▽

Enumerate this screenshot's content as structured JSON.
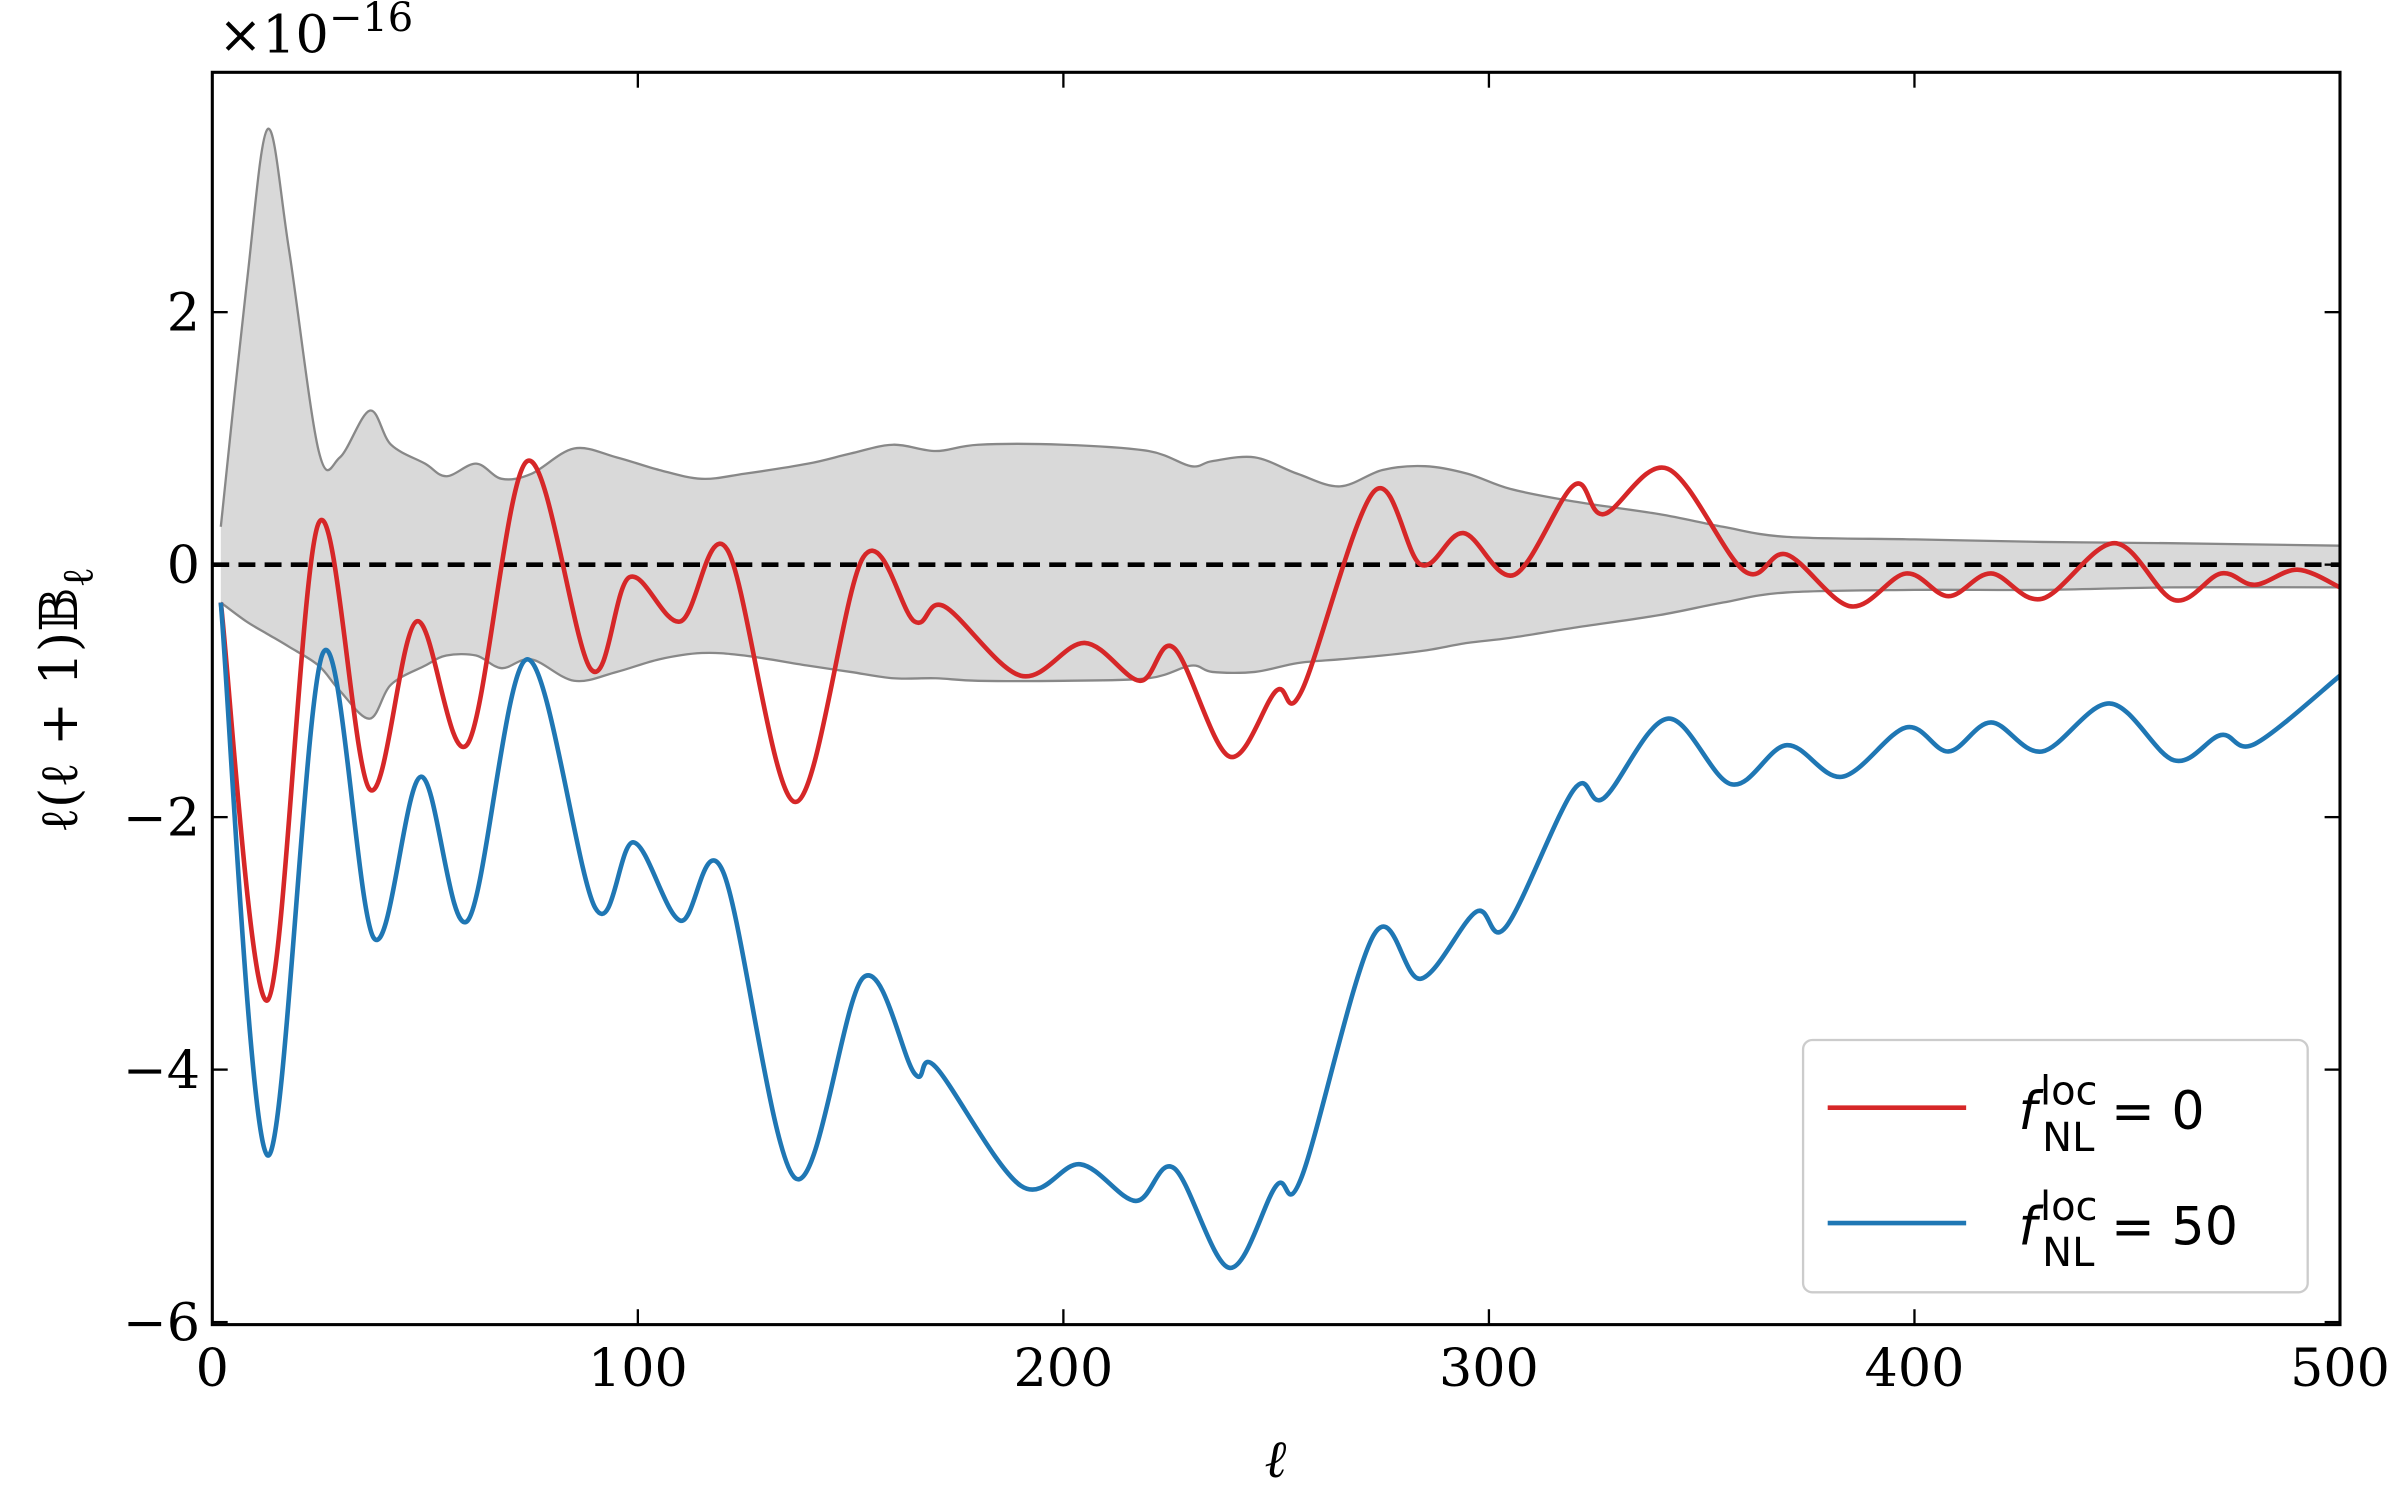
{
  "chart_data": {
    "type": "line",
    "x_label": "ℓ",
    "y_label": "ℓ(ℓ + 1)𝔹",
    "y_label_sub": "ℓ",
    "offset_text": "×10",
    "offset_exponent": "−16",
    "xlim": [
      0,
      500
    ],
    "xticks": [
      0,
      100,
      200,
      300,
      400,
      500
    ],
    "ylim": [
      -6.02,
      3.9
    ],
    "yticks": [
      {
        "value": -6,
        "label": "−6"
      },
      {
        "value": -4,
        "label": "−4"
      },
      {
        "value": -2,
        "label": "−2"
      },
      0,
      2
    ],
    "hline": 0,
    "legend": "lower right",
    "band": {
      "color": "#d9d9d9",
      "edge_color": "#888888",
      "x": [
        2,
        8,
        13,
        18,
        25,
        30,
        37,
        42,
        50,
        55,
        62,
        68,
        75,
        85,
        95,
        105,
        115,
        125,
        140,
        150,
        160,
        170,
        180,
        200,
        220,
        230,
        235,
        245,
        255,
        265,
        275,
        285,
        295,
        305,
        320,
        340,
        355,
        370,
        400,
        430,
        460,
        500
      ],
      "upper": [
        0.3,
        2.2,
        3.45,
        2.5,
        0.9,
        0.85,
        1.22,
        0.95,
        0.8,
        0.7,
        0.8,
        0.68,
        0.72,
        0.92,
        0.85,
        0.75,
        0.68,
        0.72,
        0.8,
        0.88,
        0.95,
        0.9,
        0.95,
        0.95,
        0.9,
        0.78,
        0.82,
        0.85,
        0.72,
        0.62,
        0.75,
        0.78,
        0.72,
        0.6,
        0.5,
        0.4,
        0.3,
        0.22,
        0.2,
        0.18,
        0.17,
        0.15
      ],
      "lower": [
        -0.3,
        -0.45,
        -0.55,
        -0.65,
        -0.8,
        -1.0,
        -1.22,
        -0.95,
        -0.8,
        -0.72,
        -0.72,
        -0.82,
        -0.75,
        -0.92,
        -0.85,
        -0.75,
        -0.7,
        -0.72,
        -0.8,
        -0.85,
        -0.9,
        -0.9,
        -0.92,
        -0.92,
        -0.9,
        -0.8,
        -0.85,
        -0.85,
        -0.78,
        -0.75,
        -0.72,
        -0.68,
        -0.62,
        -0.58,
        -0.5,
        -0.4,
        -0.3,
        -0.22,
        -0.2,
        -0.2,
        -0.18,
        -0.18
      ]
    },
    "series": [
      {
        "name": [
          "f",
          "loc",
          "NL",
          " = 0"
        ],
        "color": "#d62728",
        "x": [
          2,
          13,
          25,
          37,
          48,
          60,
          74,
          89,
          98,
          110,
          121,
          137,
          153,
          165,
          172,
          190,
          205,
          218,
          226,
          239,
          250,
          256,
          273,
          284,
          294,
          306,
          320,
          327,
          342,
          360,
          370,
          385,
          398,
          408,
          418,
          430,
          447,
          461,
          472,
          480,
          490,
          500
        ],
        "values": [
          -0.3,
          -3.45,
          0.33,
          -1.78,
          -0.45,
          -1.42,
          0.82,
          -0.83,
          -0.1,
          -0.45,
          0.12,
          -1.88,
          0.06,
          -0.45,
          -0.33,
          -0.88,
          -0.62,
          -0.92,
          -0.66,
          -1.52,
          -1.0,
          -1.0,
          0.58,
          0.0,
          0.25,
          -0.08,
          0.63,
          0.4,
          0.76,
          -0.05,
          0.08,
          -0.33,
          -0.07,
          -0.25,
          -0.07,
          -0.27,
          0.17,
          -0.28,
          -0.07,
          -0.16,
          -0.04,
          -0.18
        ]
      },
      {
        "name": [
          "f",
          "loc",
          "NL",
          " = 50"
        ],
        "color": "#1f77b4",
        "x": [
          2,
          13,
          26,
          38,
          49,
          60,
          74,
          90,
          99,
          110,
          120,
          137,
          153,
          165,
          170,
          190,
          204,
          217,
          226,
          239,
          250,
          256,
          273,
          284,
          297,
          304,
          320,
          327,
          342,
          357,
          370,
          383,
          398,
          408,
          418,
          430,
          446,
          461,
          472,
          480,
          500
        ],
        "values": [
          -0.3,
          -4.68,
          -0.7,
          -2.96,
          -1.68,
          -2.82,
          -0.75,
          -2.72,
          -2.2,
          -2.82,
          -2.43,
          -4.86,
          -3.27,
          -4.03,
          -3.98,
          -4.92,
          -4.75,
          -5.04,
          -4.78,
          -5.57,
          -4.92,
          -4.85,
          -2.93,
          -3.28,
          -2.75,
          -2.87,
          -1.78,
          -1.85,
          -1.22,
          -1.74,
          -1.43,
          -1.68,
          -1.29,
          -1.48,
          -1.25,
          -1.48,
          -1.1,
          -1.55,
          -1.35,
          -1.42,
          -0.88
        ]
      }
    ]
  }
}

△

Your job is to transcribe the entries above exactly; skip the pictures.

## Written response
Enumerate this screenshot's content as structured JSON.
{
  "chart_data": {
    "type": "line",
    "x_label": "ℓ",
    "y_label": "ℓ(ℓ + 1)𝔹",
    "y_label_sub": "ℓ",
    "offset_text": "×10",
    "offset_exponent": "−16",
    "xlim": [
      0,
      500
    ],
    "xticks": [
      0,
      100,
      200,
      300,
      400,
      500
    ],
    "ylim": [
      -6.02,
      3.9
    ],
    "yticks": [
      {
        "value": -6,
        "label": "−6"
      },
      {
        "value": -4,
        "label": "−4"
      },
      {
        "value": -2,
        "label": "−2"
      },
      0,
      2
    ],
    "hline": 0,
    "legend": "lower right",
    "band": {
      "color": "#d9d9d9",
      "edge_color": "#888888",
      "x": [
        2,
        8,
        13,
        18,
        25,
        30,
        37,
        42,
        50,
        55,
        62,
        68,
        75,
        85,
        95,
        105,
        115,
        125,
        140,
        150,
        160,
        170,
        180,
        200,
        220,
        230,
        235,
        245,
        255,
        265,
        275,
        285,
        295,
        305,
        320,
        340,
        355,
        370,
        400,
        430,
        460,
        500
      ],
      "upper": [
        0.3,
        2.2,
        3.45,
        2.5,
        0.9,
        0.85,
        1.22,
        0.95,
        0.8,
        0.7,
        0.8,
        0.68,
        0.72,
        0.92,
        0.85,
        0.75,
        0.68,
        0.72,
        0.8,
        0.88,
        0.95,
        0.9,
        0.95,
        0.95,
        0.9,
        0.78,
        0.82,
        0.85,
        0.72,
        0.62,
        0.75,
        0.78,
        0.72,
        0.6,
        0.5,
        0.4,
        0.3,
        0.22,
        0.2,
        0.18,
        0.17,
        0.15
      ],
      "lower": [
        -0.3,
        -0.45,
        -0.55,
        -0.65,
        -0.8,
        -1.0,
        -1.22,
        -0.95,
        -0.8,
        -0.72,
        -0.72,
        -0.82,
        -0.75,
        -0.92,
        -0.85,
        -0.75,
        -0.7,
        -0.72,
        -0.8,
        -0.85,
        -0.9,
        -0.9,
        -0.92,
        -0.92,
        -0.9,
        -0.8,
        -0.85,
        -0.85,
        -0.78,
        -0.75,
        -0.72,
        -0.68,
        -0.62,
        -0.58,
        -0.5,
        -0.4,
        -0.3,
        -0.22,
        -0.2,
        -0.2,
        -0.18,
        -0.18
      ]
    },
    "series": [
      {
        "name": [
          "f",
          "loc",
          "NL",
          " = 0"
        ],
        "color": "#d62728",
        "x": [
          2,
          13,
          25,
          37,
          48,
          60,
          74,
          89,
          98,
          110,
          121,
          137,
          153,
          165,
          172,
          190,
          205,
          218,
          226,
          239,
          250,
          256,
          273,
          284,
          294,
          306,
          320,
          327,
          342,
          360,
          370,
          385,
          398,
          408,
          418,
          430,
          447,
          461,
          472,
          480,
          490,
          500
        ],
        "values": [
          -0.3,
          -3.45,
          0.33,
          -1.78,
          -0.45,
          -1.42,
          0.82,
          -0.83,
          -0.1,
          -0.45,
          0.12,
          -1.88,
          0.06,
          -0.45,
          -0.33,
          -0.88,
          -0.62,
          -0.92,
          -0.66,
          -1.52,
          -1.0,
          -1.0,
          0.58,
          0.0,
          0.25,
          -0.08,
          0.63,
          0.4,
          0.76,
          -0.05,
          0.08,
          -0.33,
          -0.07,
          -0.25,
          -0.07,
          -0.27,
          0.17,
          -0.28,
          -0.07,
          -0.16,
          -0.04,
          -0.18
        ]
      },
      {
        "name": [
          "f",
          "loc",
          "NL",
          " = 50"
        ],
        "color": "#1f77b4",
        "x": [
          2,
          13,
          26,
          38,
          49,
          60,
          74,
          90,
          99,
          110,
          120,
          137,
          153,
          165,
          170,
          190,
          204,
          217,
          226,
          239,
          250,
          256,
          273,
          284,
          297,
          304,
          320,
          327,
          342,
          357,
          370,
          383,
          398,
          408,
          418,
          430,
          446,
          461,
          472,
          480,
          500
        ],
        "values": [
          -0.3,
          -4.68,
          -0.7,
          -2.96,
          -1.68,
          -2.82,
          -0.75,
          -2.72,
          -2.2,
          -2.82,
          -2.43,
          -4.86,
          -3.27,
          -4.03,
          -3.98,
          -4.92,
          -4.75,
          -5.04,
          -4.78,
          -5.57,
          -4.92,
          -4.85,
          -2.93,
          -3.28,
          -2.75,
          -2.87,
          -1.78,
          -1.85,
          -1.22,
          -1.74,
          -1.43,
          -1.68,
          -1.29,
          -1.48,
          -1.25,
          -1.48,
          -1.1,
          -1.55,
          -1.35,
          -1.42,
          -0.88
        ]
      }
    ]
  }
}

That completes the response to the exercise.